Problem description: Below are records; please give the number of their lines that contain the string "text", and only that number.

─── Material shown

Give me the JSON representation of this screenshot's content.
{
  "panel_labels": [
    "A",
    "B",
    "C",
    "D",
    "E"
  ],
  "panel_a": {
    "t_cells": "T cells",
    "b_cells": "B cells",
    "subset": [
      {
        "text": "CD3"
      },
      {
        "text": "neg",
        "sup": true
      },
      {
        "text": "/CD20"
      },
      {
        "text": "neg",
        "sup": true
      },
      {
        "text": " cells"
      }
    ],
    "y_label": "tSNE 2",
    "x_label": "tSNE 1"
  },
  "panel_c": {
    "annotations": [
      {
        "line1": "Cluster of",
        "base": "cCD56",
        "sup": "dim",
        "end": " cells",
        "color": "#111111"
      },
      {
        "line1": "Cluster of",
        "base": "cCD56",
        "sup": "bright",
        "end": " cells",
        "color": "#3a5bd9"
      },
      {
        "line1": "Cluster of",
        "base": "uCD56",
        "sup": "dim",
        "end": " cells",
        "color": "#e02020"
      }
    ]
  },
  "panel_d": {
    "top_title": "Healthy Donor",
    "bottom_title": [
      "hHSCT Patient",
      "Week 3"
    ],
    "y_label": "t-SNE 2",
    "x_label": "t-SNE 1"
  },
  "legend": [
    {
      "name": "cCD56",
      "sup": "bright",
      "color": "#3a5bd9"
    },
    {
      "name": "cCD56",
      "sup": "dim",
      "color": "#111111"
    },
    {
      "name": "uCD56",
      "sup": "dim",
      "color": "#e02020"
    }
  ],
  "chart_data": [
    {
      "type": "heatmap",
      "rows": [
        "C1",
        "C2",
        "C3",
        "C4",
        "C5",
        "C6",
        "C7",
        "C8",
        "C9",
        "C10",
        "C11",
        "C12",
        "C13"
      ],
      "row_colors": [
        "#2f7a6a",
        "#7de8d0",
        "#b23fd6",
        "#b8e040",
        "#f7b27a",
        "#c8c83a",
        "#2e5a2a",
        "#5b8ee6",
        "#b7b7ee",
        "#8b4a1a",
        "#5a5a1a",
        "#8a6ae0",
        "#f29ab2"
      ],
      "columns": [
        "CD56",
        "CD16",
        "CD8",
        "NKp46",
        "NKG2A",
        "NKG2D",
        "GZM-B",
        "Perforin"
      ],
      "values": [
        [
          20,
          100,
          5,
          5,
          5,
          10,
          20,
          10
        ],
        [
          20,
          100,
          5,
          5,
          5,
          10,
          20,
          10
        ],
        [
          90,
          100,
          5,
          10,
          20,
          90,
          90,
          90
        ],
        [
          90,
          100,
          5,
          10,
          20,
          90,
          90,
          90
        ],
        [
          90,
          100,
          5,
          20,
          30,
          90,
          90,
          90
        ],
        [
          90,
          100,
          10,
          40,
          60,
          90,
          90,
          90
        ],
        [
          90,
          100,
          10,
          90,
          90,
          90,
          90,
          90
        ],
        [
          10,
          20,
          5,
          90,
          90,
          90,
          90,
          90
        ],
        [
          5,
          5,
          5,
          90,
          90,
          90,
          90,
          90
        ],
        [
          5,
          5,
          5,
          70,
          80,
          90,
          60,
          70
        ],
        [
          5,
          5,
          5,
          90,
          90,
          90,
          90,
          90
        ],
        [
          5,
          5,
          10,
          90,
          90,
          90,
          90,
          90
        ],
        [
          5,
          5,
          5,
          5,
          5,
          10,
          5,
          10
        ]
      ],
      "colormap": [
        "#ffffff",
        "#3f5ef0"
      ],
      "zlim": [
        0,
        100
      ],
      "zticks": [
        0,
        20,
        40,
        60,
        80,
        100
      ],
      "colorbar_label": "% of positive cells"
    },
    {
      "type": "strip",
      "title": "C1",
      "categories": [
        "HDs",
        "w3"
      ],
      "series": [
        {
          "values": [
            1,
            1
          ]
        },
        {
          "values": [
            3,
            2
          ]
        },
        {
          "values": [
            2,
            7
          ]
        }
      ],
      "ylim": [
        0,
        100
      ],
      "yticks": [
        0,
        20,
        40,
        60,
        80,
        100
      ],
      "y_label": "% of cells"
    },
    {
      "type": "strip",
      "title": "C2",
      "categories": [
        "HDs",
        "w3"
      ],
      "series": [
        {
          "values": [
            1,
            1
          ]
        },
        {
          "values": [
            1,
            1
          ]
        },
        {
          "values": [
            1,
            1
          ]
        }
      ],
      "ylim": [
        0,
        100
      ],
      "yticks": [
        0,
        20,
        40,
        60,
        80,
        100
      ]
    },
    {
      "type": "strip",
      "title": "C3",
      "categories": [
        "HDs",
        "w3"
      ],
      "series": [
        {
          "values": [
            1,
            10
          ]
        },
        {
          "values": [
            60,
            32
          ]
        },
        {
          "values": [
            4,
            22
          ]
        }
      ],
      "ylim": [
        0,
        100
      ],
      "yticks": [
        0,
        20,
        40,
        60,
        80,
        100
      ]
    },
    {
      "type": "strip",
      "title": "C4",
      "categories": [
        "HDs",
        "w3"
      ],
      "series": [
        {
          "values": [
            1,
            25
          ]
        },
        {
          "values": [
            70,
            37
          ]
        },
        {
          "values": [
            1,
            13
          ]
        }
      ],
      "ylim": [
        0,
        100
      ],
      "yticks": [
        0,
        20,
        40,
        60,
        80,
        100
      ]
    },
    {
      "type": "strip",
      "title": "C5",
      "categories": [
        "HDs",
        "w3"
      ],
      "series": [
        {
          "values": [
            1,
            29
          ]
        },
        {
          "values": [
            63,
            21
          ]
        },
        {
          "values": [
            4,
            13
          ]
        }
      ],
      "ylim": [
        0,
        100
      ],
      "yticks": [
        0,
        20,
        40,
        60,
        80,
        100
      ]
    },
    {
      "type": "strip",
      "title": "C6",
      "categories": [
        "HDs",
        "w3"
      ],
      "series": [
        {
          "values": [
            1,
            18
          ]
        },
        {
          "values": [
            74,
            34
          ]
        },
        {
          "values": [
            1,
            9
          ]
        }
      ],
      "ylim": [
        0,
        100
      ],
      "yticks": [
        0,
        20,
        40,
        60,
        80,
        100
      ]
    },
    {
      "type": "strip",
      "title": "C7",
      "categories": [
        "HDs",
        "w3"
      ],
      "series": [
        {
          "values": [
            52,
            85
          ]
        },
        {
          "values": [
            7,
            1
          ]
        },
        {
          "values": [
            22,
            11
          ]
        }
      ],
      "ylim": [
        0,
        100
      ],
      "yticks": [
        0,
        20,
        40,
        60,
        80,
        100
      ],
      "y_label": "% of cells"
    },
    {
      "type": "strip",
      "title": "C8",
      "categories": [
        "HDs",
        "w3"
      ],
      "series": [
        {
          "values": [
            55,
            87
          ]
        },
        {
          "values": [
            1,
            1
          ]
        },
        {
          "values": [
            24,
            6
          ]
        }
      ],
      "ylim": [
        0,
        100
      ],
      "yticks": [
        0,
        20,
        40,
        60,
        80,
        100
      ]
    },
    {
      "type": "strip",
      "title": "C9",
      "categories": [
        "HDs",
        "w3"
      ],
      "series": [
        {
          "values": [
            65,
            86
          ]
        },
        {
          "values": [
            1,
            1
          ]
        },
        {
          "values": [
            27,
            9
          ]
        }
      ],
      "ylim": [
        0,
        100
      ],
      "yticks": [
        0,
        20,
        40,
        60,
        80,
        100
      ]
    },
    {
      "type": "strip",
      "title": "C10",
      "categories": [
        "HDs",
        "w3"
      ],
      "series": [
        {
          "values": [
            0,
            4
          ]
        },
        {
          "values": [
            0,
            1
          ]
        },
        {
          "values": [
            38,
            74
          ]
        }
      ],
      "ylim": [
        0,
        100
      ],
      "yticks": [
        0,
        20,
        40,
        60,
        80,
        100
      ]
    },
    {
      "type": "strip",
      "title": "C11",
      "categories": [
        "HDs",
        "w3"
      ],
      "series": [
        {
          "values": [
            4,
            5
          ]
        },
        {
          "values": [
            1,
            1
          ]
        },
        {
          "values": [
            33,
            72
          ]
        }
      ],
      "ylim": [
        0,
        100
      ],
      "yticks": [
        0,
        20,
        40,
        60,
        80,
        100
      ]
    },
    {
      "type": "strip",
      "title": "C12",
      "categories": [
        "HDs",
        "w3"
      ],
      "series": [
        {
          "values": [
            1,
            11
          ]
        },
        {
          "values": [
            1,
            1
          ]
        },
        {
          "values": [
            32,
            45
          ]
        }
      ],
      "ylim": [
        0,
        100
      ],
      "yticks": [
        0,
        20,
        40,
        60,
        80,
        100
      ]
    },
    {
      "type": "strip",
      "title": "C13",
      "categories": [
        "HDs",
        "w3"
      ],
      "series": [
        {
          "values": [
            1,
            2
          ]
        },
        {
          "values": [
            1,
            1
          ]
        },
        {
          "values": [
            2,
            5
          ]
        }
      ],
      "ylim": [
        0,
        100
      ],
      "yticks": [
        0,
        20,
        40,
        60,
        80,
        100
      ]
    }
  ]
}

──────

Solution for this exercise: 5